• Exercise prompt: Do any lines in the data below contain "this"? If so, copy every one of them.

BEGIN Recorded information

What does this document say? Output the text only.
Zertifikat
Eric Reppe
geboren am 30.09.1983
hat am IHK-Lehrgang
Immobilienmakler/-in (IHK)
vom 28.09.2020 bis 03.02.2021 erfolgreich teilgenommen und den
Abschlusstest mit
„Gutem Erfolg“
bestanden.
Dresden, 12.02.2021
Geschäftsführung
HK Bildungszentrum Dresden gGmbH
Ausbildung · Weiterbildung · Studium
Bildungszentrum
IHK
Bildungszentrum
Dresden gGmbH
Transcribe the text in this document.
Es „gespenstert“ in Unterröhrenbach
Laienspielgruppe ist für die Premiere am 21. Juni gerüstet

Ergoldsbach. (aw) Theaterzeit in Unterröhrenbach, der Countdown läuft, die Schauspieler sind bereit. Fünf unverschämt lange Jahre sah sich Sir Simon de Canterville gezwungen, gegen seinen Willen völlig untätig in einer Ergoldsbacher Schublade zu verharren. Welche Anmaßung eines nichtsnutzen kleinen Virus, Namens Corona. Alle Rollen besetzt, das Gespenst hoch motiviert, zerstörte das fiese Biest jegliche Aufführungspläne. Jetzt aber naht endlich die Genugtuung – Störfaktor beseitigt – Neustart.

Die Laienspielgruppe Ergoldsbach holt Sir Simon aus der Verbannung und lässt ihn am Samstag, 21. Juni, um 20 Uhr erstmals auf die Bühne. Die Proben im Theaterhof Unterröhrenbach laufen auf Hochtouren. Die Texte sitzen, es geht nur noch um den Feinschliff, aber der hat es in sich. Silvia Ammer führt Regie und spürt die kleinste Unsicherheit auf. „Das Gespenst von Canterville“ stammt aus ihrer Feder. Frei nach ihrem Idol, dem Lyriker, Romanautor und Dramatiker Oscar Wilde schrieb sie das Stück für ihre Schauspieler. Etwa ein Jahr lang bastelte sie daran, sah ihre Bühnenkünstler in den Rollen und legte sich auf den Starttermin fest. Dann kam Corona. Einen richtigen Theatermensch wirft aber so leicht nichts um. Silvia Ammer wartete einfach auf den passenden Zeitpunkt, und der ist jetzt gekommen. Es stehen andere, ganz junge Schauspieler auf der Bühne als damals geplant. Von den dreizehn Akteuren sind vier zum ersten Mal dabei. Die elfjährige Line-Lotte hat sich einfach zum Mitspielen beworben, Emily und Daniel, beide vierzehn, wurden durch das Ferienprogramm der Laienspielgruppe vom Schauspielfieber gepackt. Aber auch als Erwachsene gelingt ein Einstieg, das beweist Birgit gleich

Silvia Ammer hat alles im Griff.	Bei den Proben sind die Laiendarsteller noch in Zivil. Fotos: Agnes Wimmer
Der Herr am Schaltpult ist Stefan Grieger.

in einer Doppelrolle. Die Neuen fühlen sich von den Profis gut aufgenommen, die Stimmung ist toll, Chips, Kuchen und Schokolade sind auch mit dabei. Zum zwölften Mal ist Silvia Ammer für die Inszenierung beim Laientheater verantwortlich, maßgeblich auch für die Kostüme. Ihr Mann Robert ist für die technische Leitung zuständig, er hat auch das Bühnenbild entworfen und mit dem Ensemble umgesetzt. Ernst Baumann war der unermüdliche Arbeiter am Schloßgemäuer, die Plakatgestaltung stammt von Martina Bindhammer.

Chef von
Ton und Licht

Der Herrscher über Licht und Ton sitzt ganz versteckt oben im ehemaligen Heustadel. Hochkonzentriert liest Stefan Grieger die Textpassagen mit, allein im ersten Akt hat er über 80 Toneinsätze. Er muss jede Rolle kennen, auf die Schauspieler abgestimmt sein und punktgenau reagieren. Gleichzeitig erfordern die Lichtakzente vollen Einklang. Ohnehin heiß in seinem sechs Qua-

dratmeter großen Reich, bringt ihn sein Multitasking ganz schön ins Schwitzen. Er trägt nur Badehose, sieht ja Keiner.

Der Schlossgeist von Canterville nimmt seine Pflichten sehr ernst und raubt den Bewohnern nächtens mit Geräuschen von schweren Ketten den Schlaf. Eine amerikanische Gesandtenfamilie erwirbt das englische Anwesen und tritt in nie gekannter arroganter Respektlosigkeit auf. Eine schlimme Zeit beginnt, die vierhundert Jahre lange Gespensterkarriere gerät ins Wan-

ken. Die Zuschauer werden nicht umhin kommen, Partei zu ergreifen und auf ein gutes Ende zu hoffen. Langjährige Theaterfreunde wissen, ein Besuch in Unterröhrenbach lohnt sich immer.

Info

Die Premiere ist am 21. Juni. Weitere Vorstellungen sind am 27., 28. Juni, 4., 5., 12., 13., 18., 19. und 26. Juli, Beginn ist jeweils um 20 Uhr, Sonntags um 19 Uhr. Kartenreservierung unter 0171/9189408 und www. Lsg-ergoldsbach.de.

END Recorded information

• Completed exercise:
What does this document say? Output the text only.
Transcribe the text in this document.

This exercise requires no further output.